• Given request
Each record below should be repeated precisely as written.

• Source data
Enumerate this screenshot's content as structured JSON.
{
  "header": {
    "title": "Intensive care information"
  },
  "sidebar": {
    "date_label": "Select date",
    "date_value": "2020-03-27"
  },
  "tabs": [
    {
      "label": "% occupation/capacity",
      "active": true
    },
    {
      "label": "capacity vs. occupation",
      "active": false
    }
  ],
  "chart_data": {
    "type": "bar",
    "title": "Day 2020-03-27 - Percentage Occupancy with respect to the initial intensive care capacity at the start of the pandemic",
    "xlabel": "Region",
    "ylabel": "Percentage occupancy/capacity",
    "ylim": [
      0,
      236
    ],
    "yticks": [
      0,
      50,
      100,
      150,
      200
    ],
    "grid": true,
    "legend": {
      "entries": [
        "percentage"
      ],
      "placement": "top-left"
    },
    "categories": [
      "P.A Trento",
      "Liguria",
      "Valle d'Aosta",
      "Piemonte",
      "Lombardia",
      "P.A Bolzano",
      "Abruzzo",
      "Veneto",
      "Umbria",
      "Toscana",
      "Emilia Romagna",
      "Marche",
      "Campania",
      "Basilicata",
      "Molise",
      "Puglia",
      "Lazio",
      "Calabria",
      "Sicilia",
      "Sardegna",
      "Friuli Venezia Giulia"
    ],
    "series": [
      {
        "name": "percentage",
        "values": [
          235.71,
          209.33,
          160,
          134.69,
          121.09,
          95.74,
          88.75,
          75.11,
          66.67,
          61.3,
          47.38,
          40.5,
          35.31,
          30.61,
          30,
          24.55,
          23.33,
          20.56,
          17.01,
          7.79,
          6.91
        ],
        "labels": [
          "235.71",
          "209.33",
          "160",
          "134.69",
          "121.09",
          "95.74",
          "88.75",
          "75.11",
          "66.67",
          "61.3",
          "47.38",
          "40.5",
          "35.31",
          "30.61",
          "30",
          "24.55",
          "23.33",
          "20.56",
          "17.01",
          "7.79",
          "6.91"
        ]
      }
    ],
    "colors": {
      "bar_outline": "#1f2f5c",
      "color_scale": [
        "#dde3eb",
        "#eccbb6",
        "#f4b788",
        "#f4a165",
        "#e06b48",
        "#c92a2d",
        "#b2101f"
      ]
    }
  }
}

• Answer to the exercise
Enumerate this screenshot's content as structured JSON.
{
  "header": {
    "title": "Intensive care information"
  },
  "sidebar": {
    "date_label": "Select date",
    "date_value": "2020-03-27"
  },
  "tabs": [
    {
      "label": "% occupation/capacity",
      "active": true
    },
    {
      "label": "capacity vs. occupation",
      "active": false
    }
  ],
  "chart_data": {
    "type": "bar",
    "title": "Day 2020-03-27 - Percentage Occupancy with respect to the initial intensive care capacity at the start of the pandemic",
    "xlabel": "Region",
    "ylabel": "Percentage occupancy/capacity",
    "ylim": [
      0,
      236
    ],
    "yticks": [
      0,
      50,
      100,
      150,
      200
    ],
    "grid": true,
    "legend": {
      "entries": [
        "percentage"
      ],
      "placement": "top-left"
    },
    "categories": [
      "P.A Trento",
      "Liguria",
      "Valle d'Aosta",
      "Piemonte",
      "Lombardia",
      "P.A Bolzano",
      "Abruzzo",
      "Veneto",
      "Umbria",
      "Toscana",
      "Emilia Romagna",
      "Marche",
      "Campania",
      "Basilicata",
      "Molise",
      "Puglia",
      "Lazio",
      "Calabria",
      "Sicilia",
      "Sardegna",
      "Friuli Venezia Giulia"
    ],
    "series": [
      {
        "name": "percentage",
        "values": [
          235.71,
          209.33,
          160,
          134.69,
          121.09,
          95.74,
          88.75,
          75.11,
          66.67,
          61.3,
          47.38,
          40.5,
          35.31,
          30.61,
          30,
          24.55,
          23.33,
          20.56,
          17.01,
          7.79,
          6.91
        ],
        "labels": [
          "235.71",
          "209.33",
          "160",
          "134.69",
          "121.09",
          "95.74",
          "88.75",
          "75.11",
          "66.67",
          "61.3",
          "47.38",
          "40.5",
          "35.31",
          "30.61",
          "30",
          "24.55",
          "23.33",
          "20.56",
          "17.01",
          "7.79",
          "6.91"
        ]
      }
    ],
    "colors": {
      "bar_outline": "#1f2f5c",
      "color_scale": [
        "#dde3eb",
        "#eccbb6",
        "#f4b788",
        "#f4a165",
        "#e06b48",
        "#c92a2d",
        "#b2101f"
      ]
    }
  }
}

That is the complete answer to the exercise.